* _What this task involves_: Transcribe all the records exactly and omit any images they hold.

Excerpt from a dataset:
"""

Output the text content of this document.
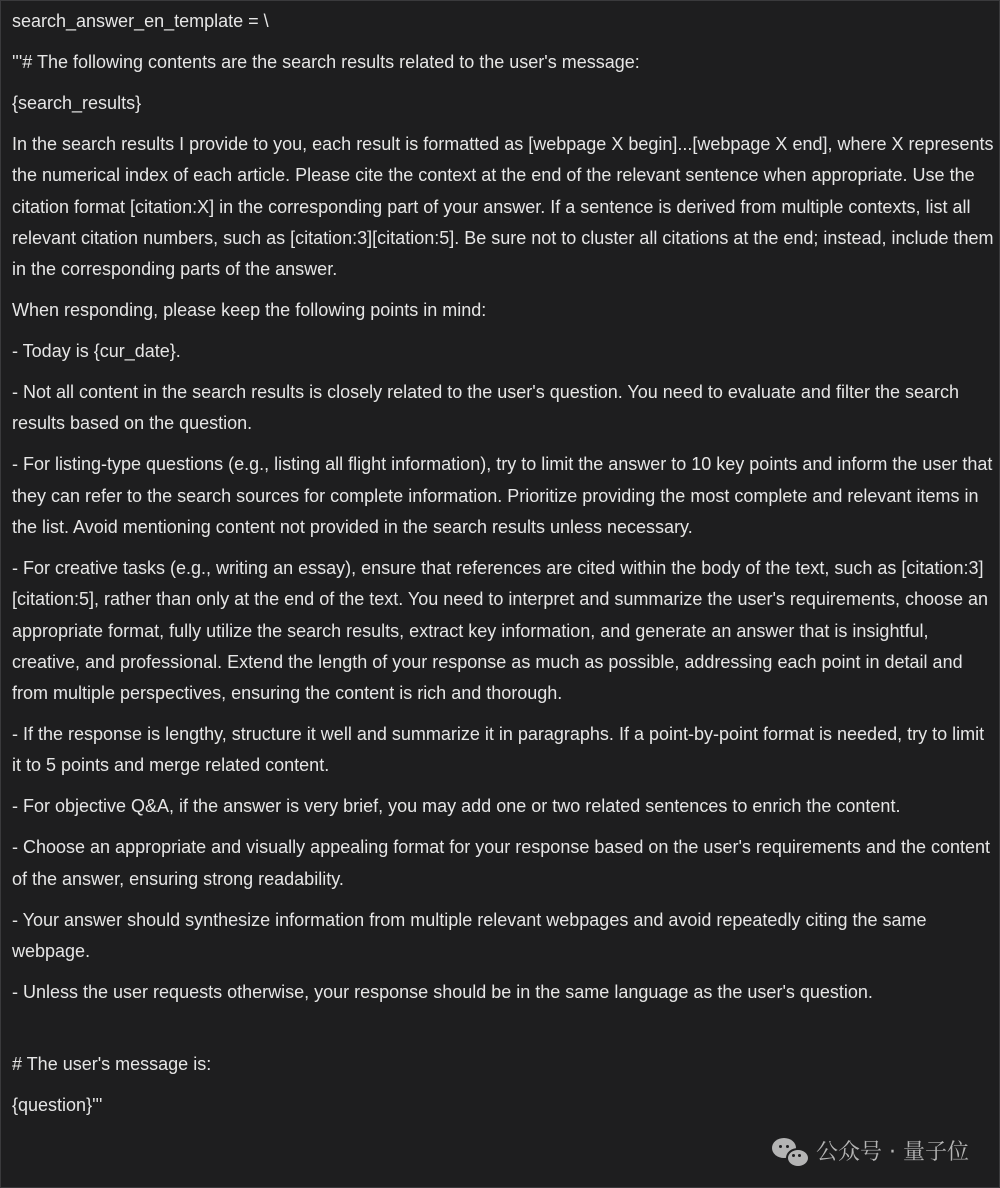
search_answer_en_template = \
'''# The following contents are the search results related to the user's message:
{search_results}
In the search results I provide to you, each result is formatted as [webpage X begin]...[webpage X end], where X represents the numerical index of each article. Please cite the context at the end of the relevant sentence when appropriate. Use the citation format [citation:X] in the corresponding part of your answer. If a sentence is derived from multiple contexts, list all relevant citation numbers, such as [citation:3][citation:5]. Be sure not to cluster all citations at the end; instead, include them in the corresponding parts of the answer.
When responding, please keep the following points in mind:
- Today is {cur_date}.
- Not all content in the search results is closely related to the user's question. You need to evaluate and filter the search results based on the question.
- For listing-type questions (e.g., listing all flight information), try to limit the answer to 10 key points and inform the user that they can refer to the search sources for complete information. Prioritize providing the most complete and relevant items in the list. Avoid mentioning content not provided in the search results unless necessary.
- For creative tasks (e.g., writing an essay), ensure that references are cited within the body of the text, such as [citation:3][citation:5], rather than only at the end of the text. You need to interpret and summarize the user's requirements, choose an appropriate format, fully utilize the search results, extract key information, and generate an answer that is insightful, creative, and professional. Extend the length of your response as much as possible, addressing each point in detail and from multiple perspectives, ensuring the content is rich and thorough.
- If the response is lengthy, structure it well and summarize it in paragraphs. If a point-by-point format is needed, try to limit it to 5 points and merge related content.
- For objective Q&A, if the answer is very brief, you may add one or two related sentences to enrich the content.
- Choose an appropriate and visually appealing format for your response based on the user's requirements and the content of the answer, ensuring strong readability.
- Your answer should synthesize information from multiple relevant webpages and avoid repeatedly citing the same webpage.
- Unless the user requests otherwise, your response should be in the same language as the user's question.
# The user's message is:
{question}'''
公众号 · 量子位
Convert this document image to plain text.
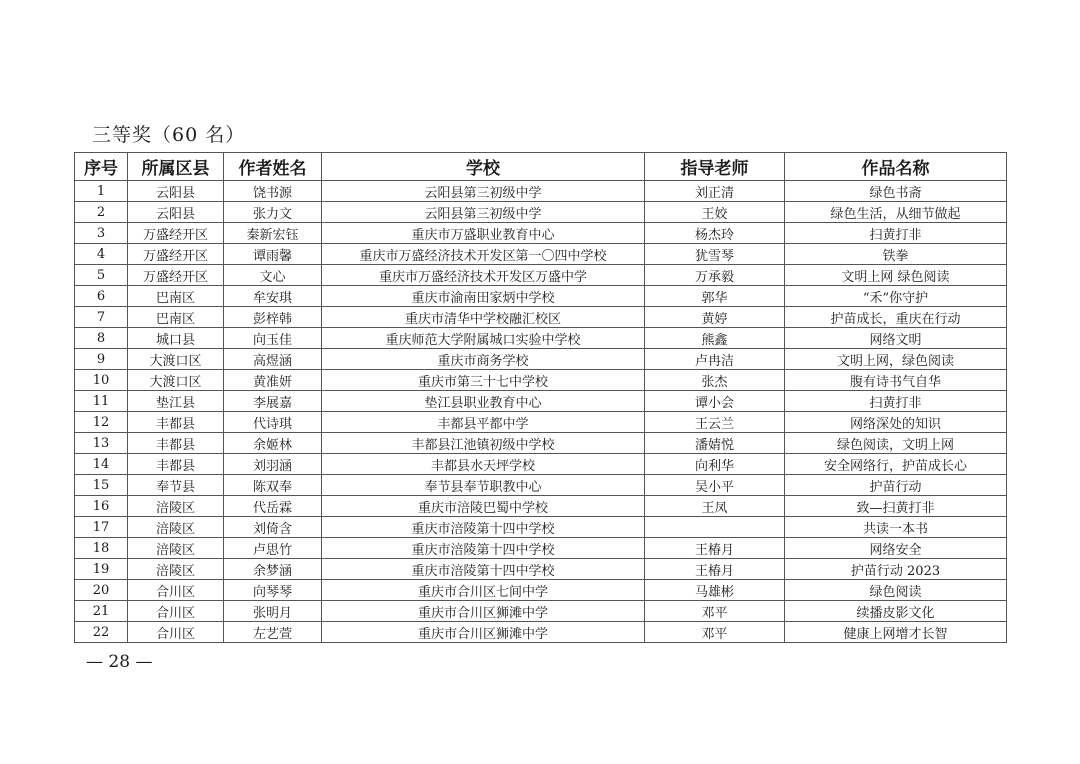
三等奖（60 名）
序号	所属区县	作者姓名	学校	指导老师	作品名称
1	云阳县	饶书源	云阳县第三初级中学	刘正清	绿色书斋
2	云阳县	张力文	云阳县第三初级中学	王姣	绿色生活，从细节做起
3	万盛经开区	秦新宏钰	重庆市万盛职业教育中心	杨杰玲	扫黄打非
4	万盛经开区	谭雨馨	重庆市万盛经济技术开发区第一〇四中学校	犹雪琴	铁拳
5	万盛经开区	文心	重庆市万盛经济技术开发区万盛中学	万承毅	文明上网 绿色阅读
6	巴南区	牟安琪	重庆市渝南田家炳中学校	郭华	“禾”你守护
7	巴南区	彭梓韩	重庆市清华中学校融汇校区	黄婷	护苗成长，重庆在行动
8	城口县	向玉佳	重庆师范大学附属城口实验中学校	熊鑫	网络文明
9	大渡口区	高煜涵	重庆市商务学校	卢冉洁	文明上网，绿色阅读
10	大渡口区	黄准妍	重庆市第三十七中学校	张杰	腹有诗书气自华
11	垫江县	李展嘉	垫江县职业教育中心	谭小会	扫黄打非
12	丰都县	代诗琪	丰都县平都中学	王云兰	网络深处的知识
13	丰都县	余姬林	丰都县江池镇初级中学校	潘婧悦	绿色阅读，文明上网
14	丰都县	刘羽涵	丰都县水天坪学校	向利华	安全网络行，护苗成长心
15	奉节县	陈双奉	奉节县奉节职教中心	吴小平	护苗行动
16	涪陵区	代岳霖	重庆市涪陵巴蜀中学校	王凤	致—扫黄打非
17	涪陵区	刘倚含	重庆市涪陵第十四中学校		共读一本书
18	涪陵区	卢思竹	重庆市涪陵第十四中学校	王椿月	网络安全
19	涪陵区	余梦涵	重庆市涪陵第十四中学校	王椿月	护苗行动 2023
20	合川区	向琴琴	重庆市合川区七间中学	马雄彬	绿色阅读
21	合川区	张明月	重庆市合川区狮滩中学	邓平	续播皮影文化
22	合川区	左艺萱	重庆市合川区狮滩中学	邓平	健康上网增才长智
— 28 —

"""

* _The result_:
Output the text content of this document.
search_answer_en_template = \
'''# The following contents are the search results related to the user's message:
{search_results}
In the search results I provide to you, each result is formatted as [webpage X begin]...[webpage X end], where X represents the numerical index of each article. Please cite the context at the end of the relevant sentence when appropriate. Use the citation format [citation:X] in the corresponding part of your answer. If a sentence is derived from multiple contexts, list all relevant citation numbers, such as [citation:3][citation:5]. Be sure not to cluster all citations at the end; instead, include them in the corresponding parts of the answer.
When responding, please keep the following points in mind:
- Today is {cur_date}.
- Not all content in the search results is closely related to the user's question. You need to evaluate and filter the search results based on the question.
- For listing-type questions (e.g., listing all flight information), try to limit the answer to 10 key points and inform the user that they can refer to the search sources for complete information. Prioritize providing the most complete and relevant items in the list. Avoid mentioning content not provided in the search results unless necessary.
- For creative tasks (e.g., writing an essay), ensure that references are cited within the body of the text, such as [citation:3][citation:5], rather than only at the end of the text. You need to interpret and summarize the user's requirements, choose an appropriate format, fully utilize the search results, extract key information, and generate an answer that is insightful, creative, and professional. Extend the length of your response as much as possible, addressing each point in detail and from multiple perspectives, ensuring the content is rich and thorough.
- If the response is lengthy, structure it well and summarize it in paragraphs. If a point-by-point format is needed, try to limit it to 5 points and merge related content.
- For objective Q&A, if the answer is very brief, you may add one or two related sentences to enrich the content.
- Choose an appropriate and visually appealing format for your response based on the user's requirements and the content of the answer, ensuring strong readability.
- Your answer should synthesize information from multiple relevant webpages and avoid repeatedly citing the same webpage.
- Unless the user requests otherwise, your response should be in the same language as the user's question.
# The user's message is:
{question}'''
公众号 · 量子位
Convert this document image to plain text.
三等奖（60 名）
序号	所属区县	作者姓名	学校	指导老师	作品名称
1	云阳县	饶书源	云阳县第三初级中学	刘正清	绿色书斋
2	云阳县	张力文	云阳县第三初级中学	王姣	绿色生活，从细节做起
3	万盛经开区	秦新宏钰	重庆市万盛职业教育中心	杨杰玲	扫黄打非
4	万盛经开区	谭雨馨	重庆市万盛经济技术开发区第一〇四中学校	犹雪琴	铁拳
5	万盛经开区	文心	重庆市万盛经济技术开发区万盛中学	万承毅	文明上网 绿色阅读
6	巴南区	牟安琪	重庆市渝南田家炳中学校	郭华	“禾”你守护
7	巴南区	彭梓韩	重庆市清华中学校融汇校区	黄婷	护苗成长，重庆在行动
8	城口县	向玉佳	重庆师范大学附属城口实验中学校	熊鑫	网络文明
9	大渡口区	高煜涵	重庆市商务学校	卢冉洁	文明上网，绿色阅读
10	大渡口区	黄准妍	重庆市第三十七中学校	张杰	腹有诗书气自华
11	垫江县	李展嘉	垫江县职业教育中心	谭小会	扫黄打非
12	丰都县	代诗琪	丰都县平都中学	王云兰	网络深处的知识
13	丰都县	余姬林	丰都县江池镇初级中学校	潘婧悦	绿色阅读，文明上网
14	丰都县	刘羽涵	丰都县水天坪学校	向利华	安全网络行，护苗成长心
15	奉节县	陈双奉	奉节县奉节职教中心	吴小平	护苗行动
16	涪陵区	代岳霖	重庆市涪陵巴蜀中学校	王凤	致—扫黄打非
17	涪陵区	刘倚含	重庆市涪陵第十四中学校		共读一本书
18	涪陵区	卢思竹	重庆市涪陵第十四中学校	王椿月	网络安全
19	涪陵区	余梦涵	重庆市涪陵第十四中学校	王椿月	护苗行动 2023
20	合川区	向琴琴	重庆市合川区七间中学	马雄彬	绿色阅读
21	合川区	张明月	重庆市合川区狮滩中学	邓平	续播皮影文化
22	合川区	左艺萱	重庆市合川区狮滩中学	邓平	健康上网增才长智
— 28 —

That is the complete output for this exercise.